Brief. Copy every line from the data below in which the string "Italian" can be found.

======

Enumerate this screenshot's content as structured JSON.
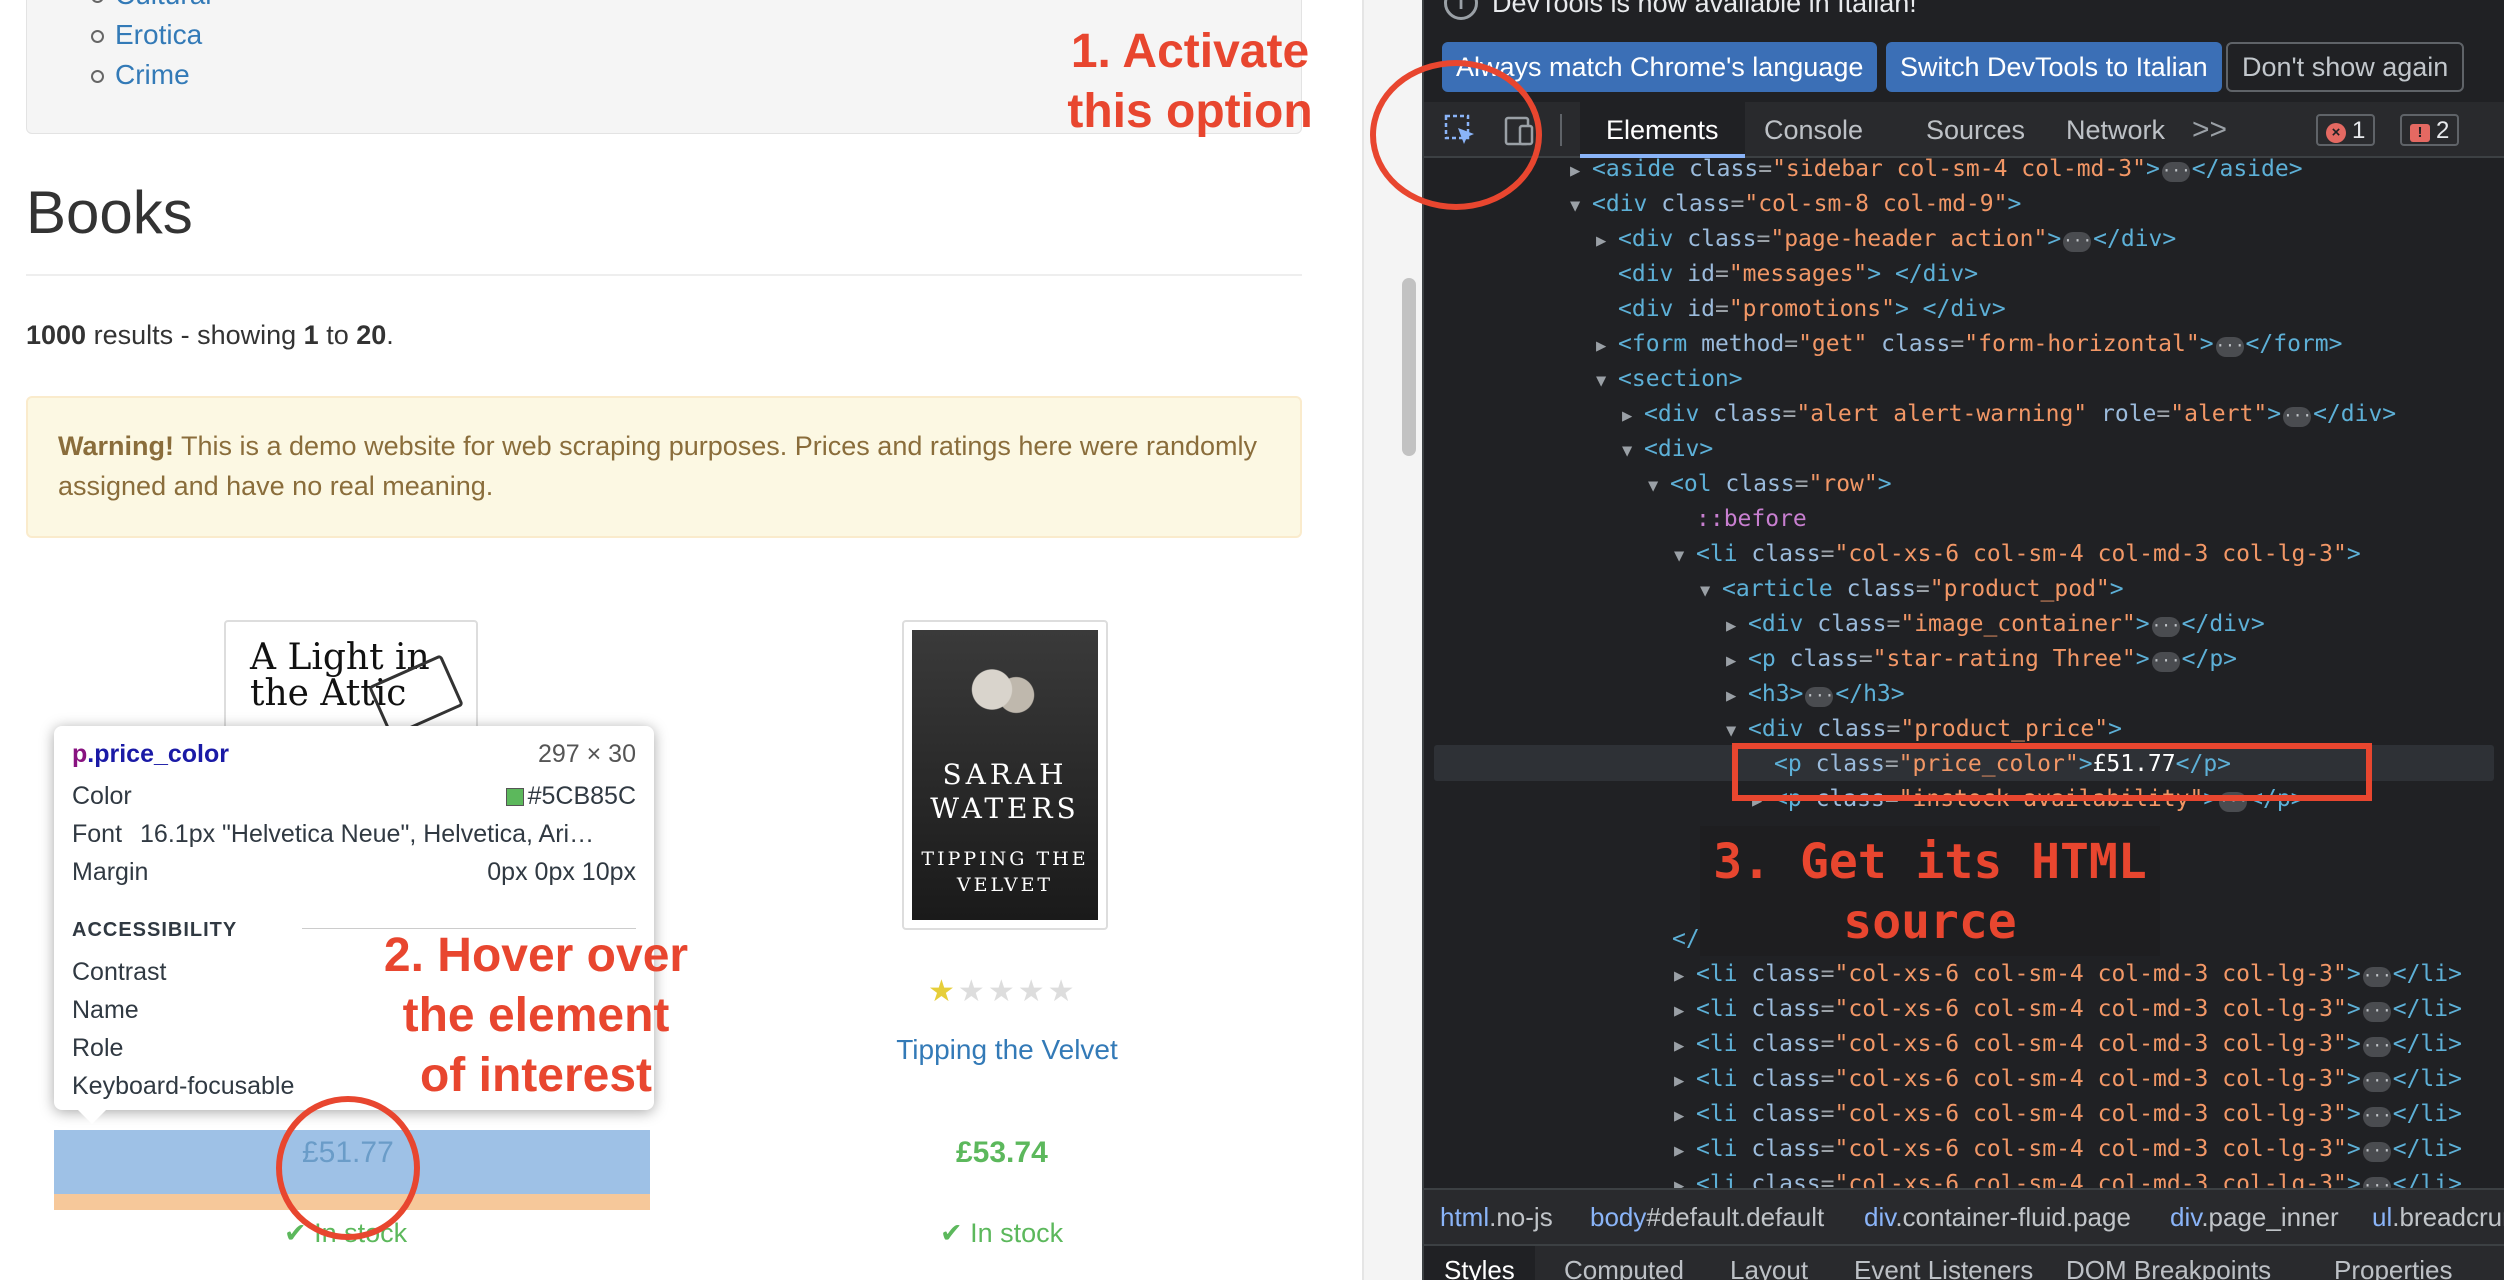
{
  "page": {
    "categories": [
      "Cultural",
      "Erotica",
      "Crime"
    ],
    "heading": "Books",
    "results": {
      "total": "1000",
      "mid": " results - showing ",
      "from": "1",
      "to_word": " to ",
      "to": "20",
      "end": "."
    },
    "warning": {
      "bold": "Warning!",
      "text": " This is a demo website for web scraping purposes. Prices and ratings here were randomly assigned and have no real meaning."
    },
    "book1": {
      "cover_text": "A Light in the Attic",
      "price": "£51.77",
      "stock": "In stock"
    },
    "book2": {
      "cover_author": "SARAH WATERS",
      "cover_title": "TIPPING THE VELVET",
      "rating": 1,
      "rating_max": 5,
      "title": "Tipping the Velvet",
      "price": "£53.74",
      "stock": "In stock"
    },
    "tooltip": {
      "tag": "p",
      "class": ".price_color",
      "size": "297 × 30",
      "color_label": "Color",
      "color_value": "#5CB85C",
      "font_label": "Font",
      "font_value": "16.1px \"Helvetica Neue\", Helvetica, Ari…",
      "margin_label": "Margin",
      "margin_value": "0px 0px 10px",
      "accessibility": "ACCESSIBILITY",
      "contrast": "Contrast",
      "name": "Name",
      "role": "Role",
      "focusable": "Keyboard-focusable"
    }
  },
  "annotations": {
    "step1": [
      "1. Activate",
      "this option"
    ],
    "step2": [
      "2. Hover over",
      "the element",
      "of interest"
    ],
    "step3": [
      "3. Get its  HTML",
      "source"
    ],
    "color": "#e8462f"
  },
  "devtools": {
    "info_text": "DevTools is now available in Italian!",
    "buttons": {
      "match": "Always match Chrome's language",
      "switch": "Switch DevTools to Italian",
      "dismiss": "Don't show again"
    },
    "tabs": [
      "Elements",
      "Console",
      "Sources",
      "Network"
    ],
    "more": ">>",
    "errors": "1",
    "issues": "2",
    "breadcrumbs": [
      {
        "tag": "html",
        "rest": ".no-js"
      },
      {
        "tag": "body",
        "rest": "#default.default"
      },
      {
        "tag": "div",
        "rest": ".container-fluid.page"
      },
      {
        "tag": "div",
        "rest": ".page_inner"
      },
      {
        "tag": "ul",
        "rest": ".breadcrumb"
      }
    ],
    "subtabs": [
      "Styles",
      "Computed",
      "Layout",
      "Event Listeners",
      "DOM Breakpoints",
      "Properties"
    ]
  }
}
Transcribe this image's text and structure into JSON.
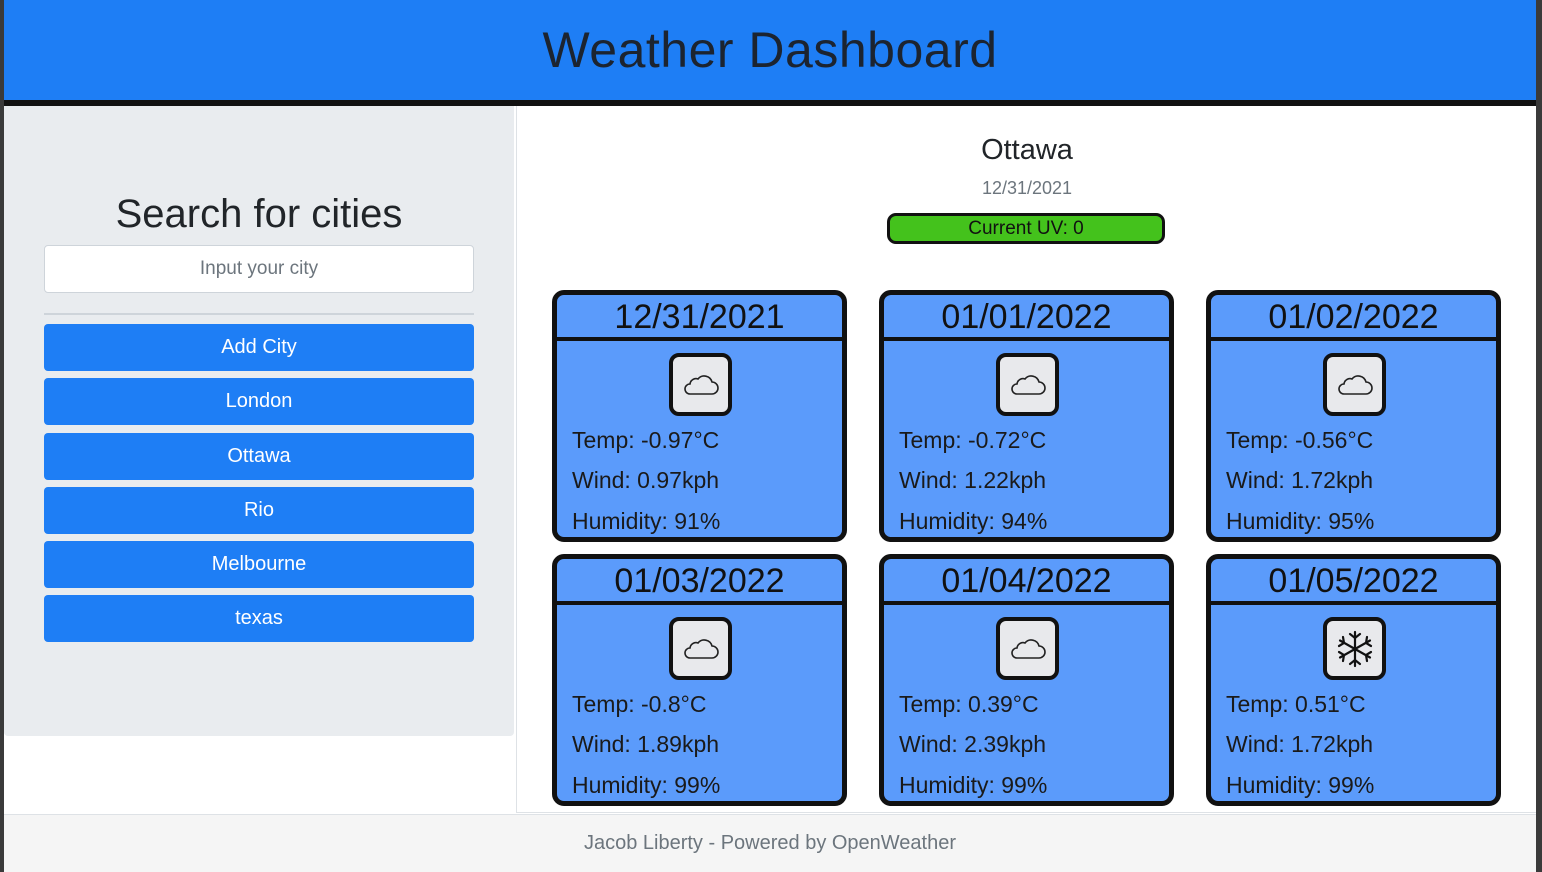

======

Solution to this task.
    "info_text": "DevTools is now available in Italian!",
      "switch": "Switch DevTools to Italian",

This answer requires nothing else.